= Task to complete =
Gather up all lines that carry the word "price".

[Records excerpted from a collection]
○ ○ ○ ○ ○
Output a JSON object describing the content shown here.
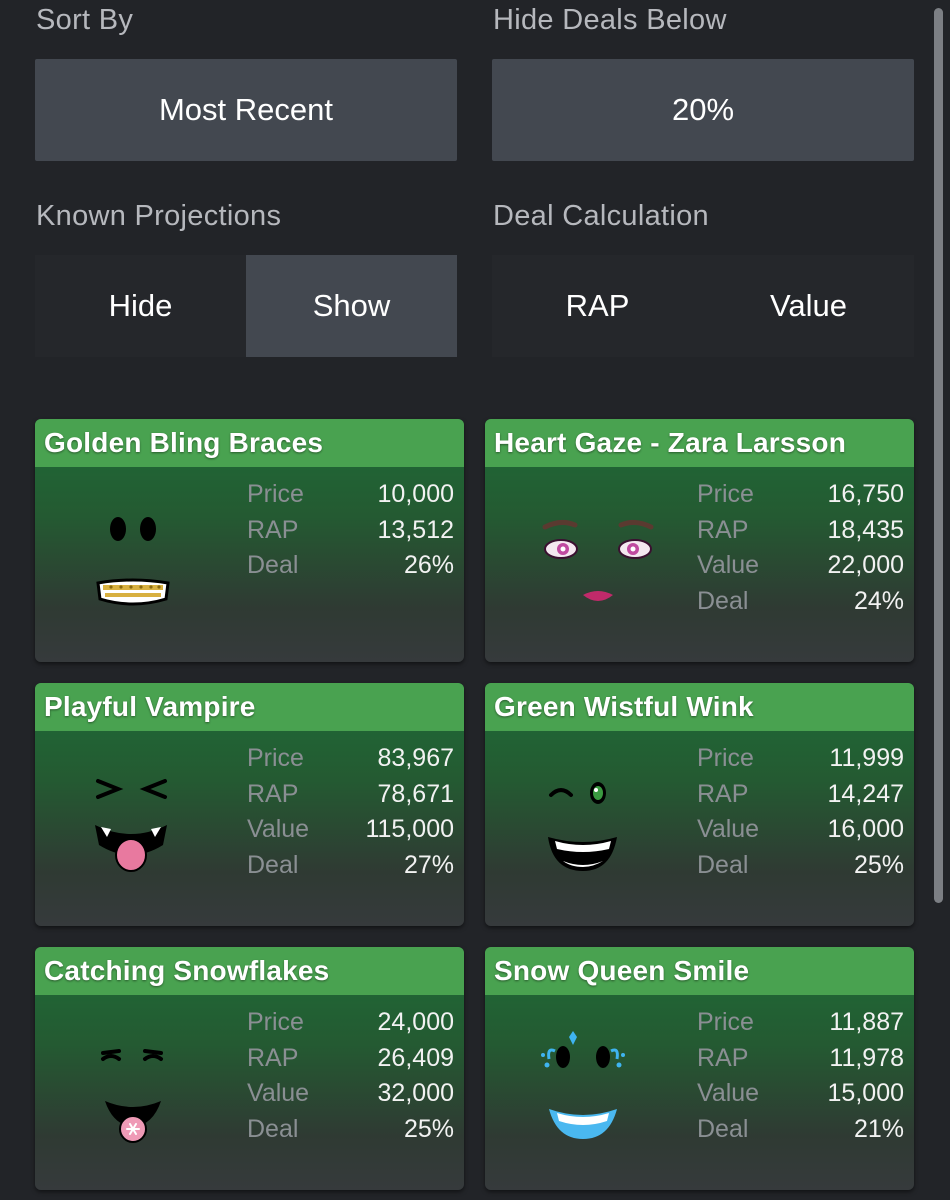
{
  "filters": {
    "sort_by": {
      "label": "Sort By",
      "value": "Most Recent"
    },
    "hide_deals_below": {
      "label": "Hide Deals Below",
      "value": "20%"
    },
    "known_projections": {
      "label": "Known Projections",
      "options": [
        "Hide",
        "Show"
      ],
      "selected": "Show"
    },
    "deal_calculation": {
      "label": "Deal Calculation",
      "options": [
        "RAP",
        "Value"
      ],
      "selected": "none"
    }
  },
  "stat_labels": {
    "price": "Price",
    "rap": "RAP",
    "value": "Value",
    "deal": "Deal"
  },
  "items": [
    {
      "name": "Golden Bling Braces",
      "price": "10,000",
      "rap": "13,512",
      "deal": "26%",
      "icon": "face-golden-braces-icon"
    },
    {
      "name": "Heart Gaze - Zara Larsson",
      "price": "16,750",
      "rap": "18,435",
      "value": "22,000",
      "deal": "24%",
      "icon": "face-heart-gaze-icon"
    },
    {
      "name": "Playful Vampire",
      "price": "83,967",
      "rap": "78,671",
      "value": "115,000",
      "deal": "27%",
      "icon": "face-playful-vampire-icon"
    },
    {
      "name": "Green Wistful Wink",
      "price": "11,999",
      "rap": "14,247",
      "value": "16,000",
      "deal": "25%",
      "icon": "face-green-wink-icon"
    },
    {
      "name": "Catching Snowflakes",
      "price": "24,000",
      "rap": "26,409",
      "value": "32,000",
      "deal": "25%",
      "icon": "face-snowflakes-icon"
    },
    {
      "name": "Snow Queen Smile",
      "price": "11,887",
      "rap": "11,978",
      "value": "15,000",
      "deal": "21%",
      "icon": "face-snow-queen-icon"
    }
  ],
  "colors": {
    "card_header": "#49a250",
    "background": "#222428",
    "button": "#434850"
  }
}
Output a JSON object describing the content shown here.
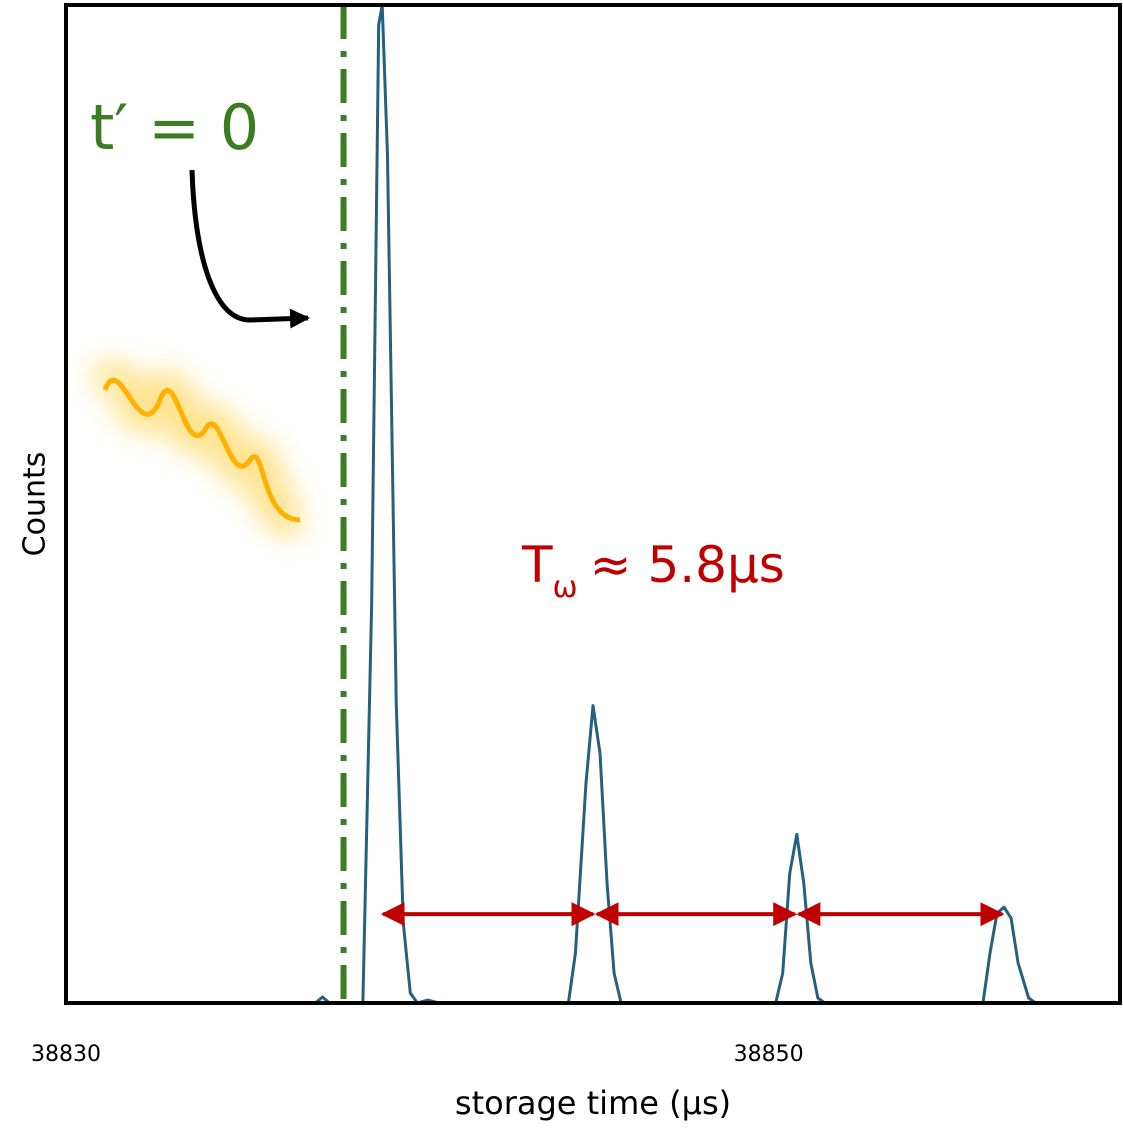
{
  "chart_data": {
    "type": "line",
    "x_label": "storage time (µs)",
    "y_label": "Counts",
    "xlim": [
      38830,
      38860
    ],
    "ylim": [
      0,
      100
    ],
    "xticks": [
      38830,
      38850
    ],
    "series": [
      {
        "color": "#24617f",
        "x": [
          38836.2,
          38837.1,
          38837.3,
          38837.5,
          38838.2,
          38838.45,
          38838.7,
          38838.9,
          38839.0,
          38839.15,
          38839.4,
          38839.6,
          38839.8,
          38840.0,
          38840.3,
          38840.6,
          38844.3,
          38844.5,
          38844.8,
          38845.0,
          38845.2,
          38845.4,
          38845.6,
          38845.8,
          38850.2,
          38850.4,
          38850.6,
          38850.8,
          38851.0,
          38851.2,
          38851.4,
          38851.6,
          38856.1,
          38856.3,
          38856.5,
          38856.7,
          38856.9,
          38857.1,
          38857.4,
          38857.6,
          38860
        ],
        "values": [
          0,
          0,
          0.6,
          0,
          0,
          0,
          40,
          98,
          100,
          85,
          30,
          8,
          1,
          0,
          0.3,
          0,
          0,
          5,
          22,
          29.8,
          25,
          12,
          3,
          0,
          0,
          3,
          13,
          16.9,
          12,
          4,
          0.5,
          0,
          0,
          5,
          9,
          9.6,
          8.5,
          4,
          0.5,
          0,
          0
        ]
      }
    ],
    "reference_line": {
      "x": 38837.9,
      "color": "#3a7d22",
      "label": "t′ = 0"
    },
    "period_arrows": {
      "color": "#c00000",
      "y": 8.9,
      "x": [
        38838.97,
        38845.06,
        38850.8,
        38856.7
      ],
      "label": "T",
      "label_subscript": "ω",
      "label_rest": "≈ 5.8µs"
    }
  }
}
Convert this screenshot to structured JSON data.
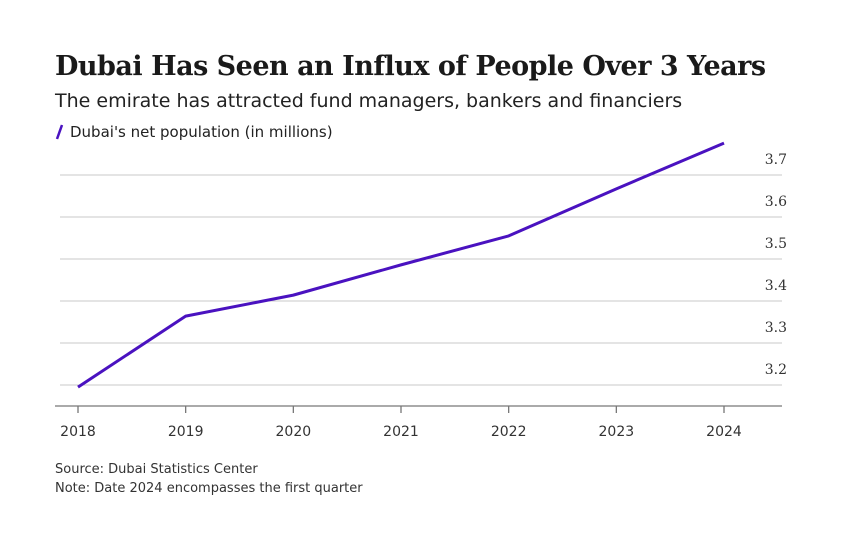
{
  "chart_data": {
    "type": "line",
    "title": "Dubai Has Seen an Influx of People Over 3 Years",
    "subtitle": "The emirate has attracted fund managers, bankers and financiers",
    "source": "Source: Dubai Statistics Center",
    "note": "Note: Date 2024 encompasses the first quarter",
    "categories": [
      "2018",
      "2019",
      "2020",
      "2021",
      "2022",
      "2023",
      "2024"
    ],
    "series": [
      {
        "name": "Dubai's net population (in millions)",
        "color": "#4a12c0",
        "values": [
          3.195,
          3.364,
          3.414,
          3.486,
          3.555,
          3.667,
          3.776
        ]
      }
    ],
    "ylim": [
      3.15,
      3.8
    ],
    "yticks": [
      3.2,
      3.3,
      3.4,
      3.5,
      3.6,
      3.7
    ],
    "grid": true
  }
}
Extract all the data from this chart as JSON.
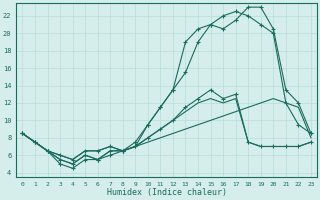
{
  "title": "",
  "xlabel": "Humidex (Indice chaleur)",
  "ylabel": "",
  "xlim": [
    -0.5,
    23.5
  ],
  "ylim": [
    3.5,
    23.5
  ],
  "yticks": [
    4,
    6,
    8,
    10,
    12,
    14,
    16,
    18,
    20,
    22
  ],
  "xticks": [
    0,
    1,
    2,
    3,
    4,
    5,
    6,
    7,
    8,
    9,
    10,
    11,
    12,
    13,
    14,
    15,
    16,
    17,
    18,
    19,
    20,
    21,
    22,
    23
  ],
  "bg_color": "#d5eeeb",
  "line_color": "#1a6b60",
  "grid_color": "#b8ddd9",
  "series1_x": [
    0,
    1,
    2,
    3,
    4,
    5,
    6,
    7,
    8,
    9,
    10,
    11,
    12,
    13,
    14,
    15,
    16,
    17,
    18,
    19,
    20,
    21,
    22,
    23
  ],
  "series1_y": [
    8.5,
    7.5,
    6.5,
    6.0,
    5.5,
    6.5,
    6.5,
    7.0,
    6.5,
    7.0,
    7.5,
    8.0,
    8.5,
    9.0,
    9.5,
    10.0,
    10.5,
    11.0,
    11.5,
    12.0,
    12.5,
    12.0,
    11.5,
    8.0
  ],
  "series2_x": [
    0,
    1,
    2,
    3,
    4,
    5,
    6,
    7,
    8,
    9,
    10,
    11,
    12,
    13,
    14,
    15,
    16,
    17,
    18,
    19,
    20,
    21,
    22,
    23
  ],
  "series2_y": [
    8.5,
    7.5,
    6.5,
    6.0,
    5.5,
    6.5,
    6.5,
    7.0,
    6.5,
    7.5,
    9.5,
    11.5,
    13.5,
    19.0,
    20.5,
    21.0,
    20.5,
    21.5,
    23.0,
    23.0,
    20.5,
    13.5,
    12.0,
    8.5
  ],
  "series3_x": [
    0,
    1,
    2,
    3,
    4,
    5,
    6,
    7,
    8,
    9,
    10,
    11,
    12,
    13,
    14,
    15,
    16,
    17,
    18,
    19,
    20,
    21,
    22,
    23
  ],
  "series3_y": [
    8.5,
    7.5,
    6.5,
    5.0,
    4.5,
    5.5,
    5.5,
    6.0,
    6.5,
    7.0,
    9.5,
    11.5,
    13.5,
    15.5,
    19.0,
    21.0,
    22.0,
    22.5,
    22.0,
    21.0,
    20.0,
    12.0,
    9.5,
    8.5
  ],
  "series4_x": [
    0,
    1,
    2,
    3,
    4,
    5,
    6,
    7,
    8,
    9,
    10,
    11,
    12,
    13,
    14,
    15,
    16,
    17,
    18,
    19,
    20,
    21,
    22,
    23
  ],
  "series4_y": [
    8.5,
    7.5,
    6.5,
    5.5,
    5.0,
    6.0,
    5.5,
    6.5,
    6.5,
    7.0,
    8.0,
    9.0,
    10.0,
    11.5,
    12.5,
    13.5,
    12.5,
    13.0,
    7.5,
    7.0,
    7.0,
    7.0,
    7.0,
    7.5
  ],
  "series5_x": [
    0,
    1,
    2,
    3,
    4,
    5,
    6,
    7,
    8,
    9,
    10,
    11,
    12,
    13,
    14,
    15,
    16,
    17,
    18,
    19,
    20,
    21,
    22,
    23
  ],
  "series5_y": [
    8.5,
    7.5,
    6.5,
    5.5,
    5.0,
    6.0,
    5.5,
    6.5,
    6.5,
    7.0,
    8.0,
    9.0,
    10.0,
    11.0,
    12.0,
    12.5,
    12.0,
    12.5,
    7.5,
    7.0,
    7.0,
    7.0,
    7.0,
    7.5
  ]
}
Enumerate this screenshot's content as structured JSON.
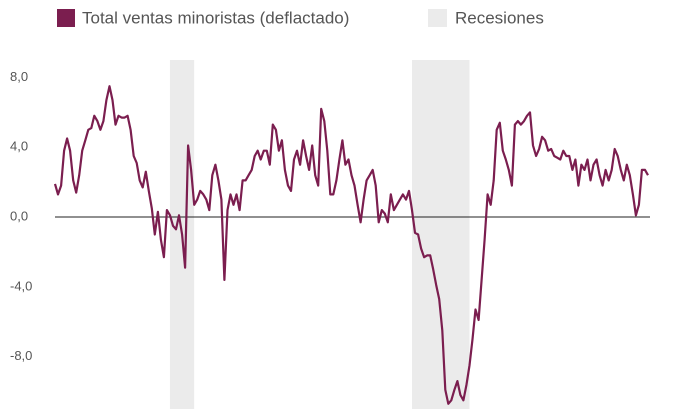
{
  "chart_data": {
    "type": "line",
    "series": [
      {
        "name": "Total ventas minoristas (deflactado)",
        "color": "#7b1e4f",
        "values": [
          1.9,
          1.3,
          1.8,
          3.8,
          4.5,
          3.8,
          2.1,
          1.4,
          2.4,
          3.8,
          4.4,
          5.0,
          5.1,
          5.8,
          5.5,
          5.0,
          5.5,
          6.7,
          7.5,
          6.7,
          5.3,
          5.8,
          5.7,
          5.7,
          5.8,
          5.0,
          3.5,
          3.1,
          2.1,
          1.7,
          2.6,
          1.5,
          0.5,
          -1.0,
          0.3,
          -1.3,
          -2.3,
          0.4,
          0.1,
          -0.5,
          -0.7,
          0.1,
          -1.0,
          -2.9,
          4.1,
          2.7,
          0.7,
          1.0,
          1.5,
          1.3,
          1.0,
          0.4,
          2.4,
          3.0,
          2.1,
          1.0,
          -3.6,
          0.4,
          1.3,
          0.7,
          1.3,
          0.4,
          2.1,
          2.1,
          2.4,
          2.7,
          3.5,
          3.8,
          3.3,
          3.8,
          3.8,
          3.0,
          5.3,
          5.0,
          3.8,
          4.4,
          2.7,
          1.8,
          1.5,
          3.3,
          3.8,
          3.0,
          4.4,
          3.5,
          2.7,
          4.1,
          2.4,
          1.8,
          6.2,
          5.5,
          3.8,
          1.3,
          1.3,
          2.1,
          3.3,
          4.4,
          3.0,
          3.3,
          2.4,
          1.8,
          0.7,
          -0.3,
          1.0,
          2.1,
          2.4,
          2.7,
          1.8,
          -0.3,
          0.4,
          0.2,
          -0.3,
          1.3,
          0.4,
          0.7,
          1.0,
          1.3,
          1.0,
          1.5,
          0.4,
          -0.9,
          -1.0,
          -1.8,
          -2.3,
          -2.2,
          -2.2,
          -3.0,
          -3.9,
          -4.7,
          -6.5,
          -9.9,
          -10.7,
          -10.5,
          -9.9,
          -9.4,
          -10.2,
          -10.5,
          -9.6,
          -8.5,
          -7.0,
          -5.3,
          -5.9,
          -3.6,
          -1.3,
          1.3,
          0.7,
          2.1,
          5.0,
          5.4,
          3.8,
          3.3,
          2.7,
          1.8,
          5.3,
          5.5,
          5.3,
          5.5,
          5.8,
          6.0,
          4.1,
          3.5,
          3.9,
          4.6,
          4.4,
          3.8,
          3.9,
          3.5,
          3.4,
          3.3,
          3.8,
          3.5,
          3.5,
          2.7,
          3.3,
          1.8,
          3.0,
          2.7,
          3.3,
          2.1,
          3.0,
          3.3,
          2.4,
          1.8,
          2.7,
          2.1,
          2.7,
          3.9,
          3.5,
          2.7,
          2.1,
          3.0,
          2.4,
          1.3,
          0.1,
          0.7,
          2.7,
          2.7,
          2.4
        ]
      }
    ],
    "recessions": {
      "name": "Recesiones",
      "color": "#ebebeb",
      "ranges": [
        [
          38,
          46
        ],
        [
          118,
          137
        ]
      ]
    },
    "xlim": [
      0,
      196
    ],
    "ylim": [
      -11,
      9
    ],
    "yticks": [
      {
        "value": 8,
        "label": "8,0"
      },
      {
        "value": 4,
        "label": "4,0"
      },
      {
        "value": 0,
        "label": "0,0"
      },
      {
        "value": -4,
        "label": "-4,0"
      },
      {
        "value": -8,
        "label": "-8,0"
      }
    ]
  }
}
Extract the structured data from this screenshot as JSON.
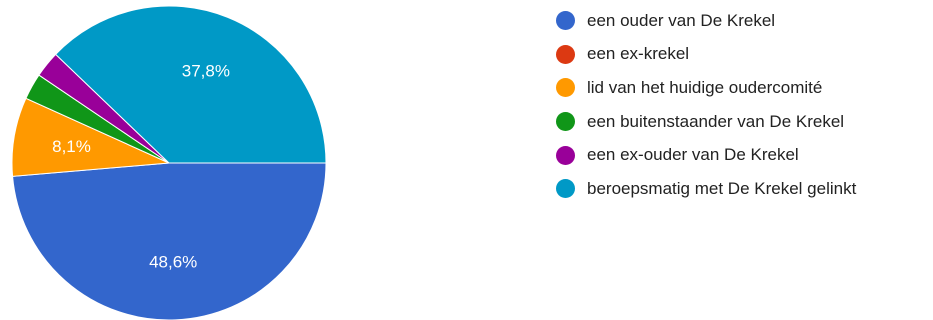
{
  "chart_data": {
    "type": "pie",
    "slices": [
      {
        "label": "een ouder van De Krekel",
        "value": 48.6,
        "display": "48,6%",
        "color": "#3366cc"
      },
      {
        "label": "een ex-krekel",
        "value": 0,
        "display": "",
        "color": "#dc3912"
      },
      {
        "label": "lid van het huidige oudercomité",
        "value": 8.1,
        "display": "8,1%",
        "color": "#ff9900"
      },
      {
        "label": "een buitenstaander van De Krekel",
        "value": 2.7,
        "display": "",
        "color": "#109618"
      },
      {
        "label": "een ex-ouder van De Krekel",
        "value": 2.7,
        "display": "",
        "color": "#990099"
      },
      {
        "label": "beroepsmatig met De Krekel gelinkt",
        "value": 37.8,
        "display": "37,8%",
        "color": "#0099c6"
      }
    ],
    "start_direction": "3 o'clock",
    "order": "clockwise",
    "legend_position": "right"
  }
}
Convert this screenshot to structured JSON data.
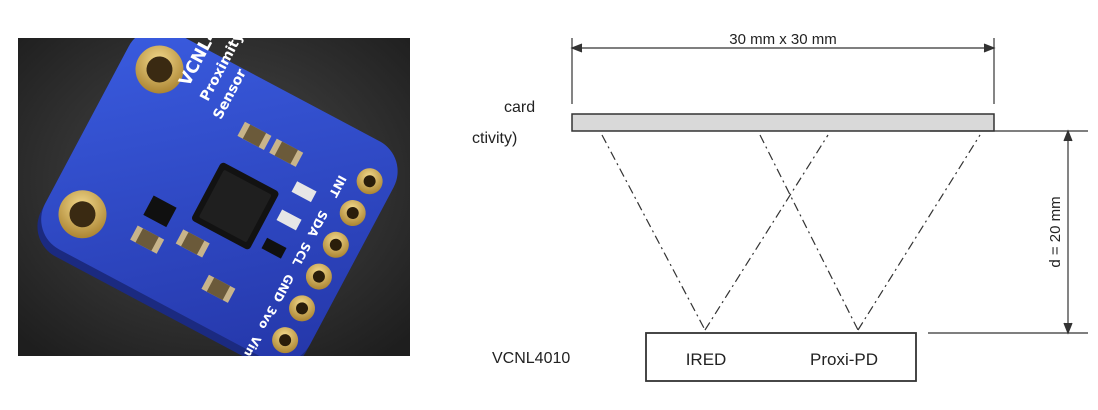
{
  "board": {
    "chip_label": "VCNL4010",
    "name_line1": "Proximity",
    "name_line2": "Sensor",
    "pins": [
      "INT",
      "SDA",
      "SCL",
      "GND",
      "3vo",
      "Vin"
    ]
  },
  "diagram": {
    "card_size": "30 mm x 30 mm",
    "card_label_line1": "card",
    "card_label_line2": "ctivity)",
    "distance_label": "d = 20 mm",
    "device_label": "VCNL4010",
    "emitter_label": "IRED",
    "detector_label": "Proxi-PD"
  },
  "colors": {
    "board_blue": "#2f4fd0",
    "photo_background": "#2b2b2b",
    "card_fill": "#d9d9d9",
    "gold": "#d7b25a"
  }
}
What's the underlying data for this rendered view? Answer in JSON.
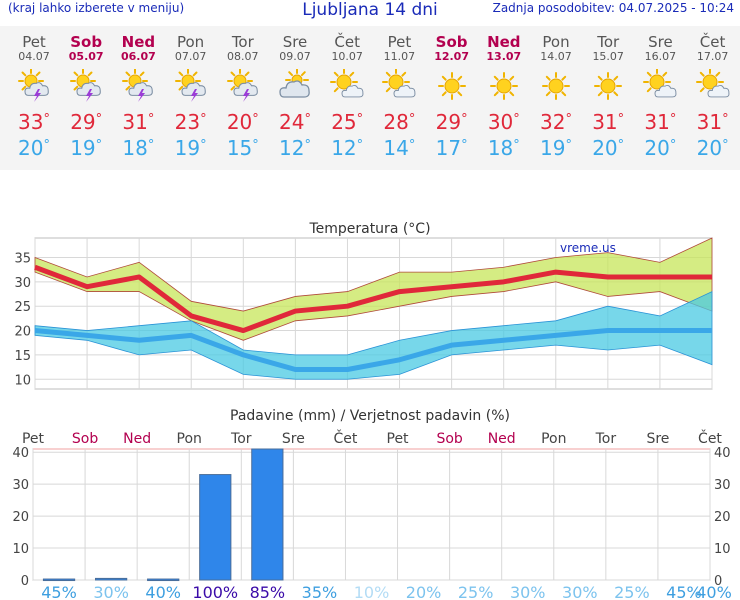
○ ○ ○ ○ ○
= Answer for this exercise =
    "price": "Price",
      "price": "10,000",
      "price": "16,750",
      "price": "83,967",
      "price": "11,999",
      "price": "24,000",
      "price": "11,887",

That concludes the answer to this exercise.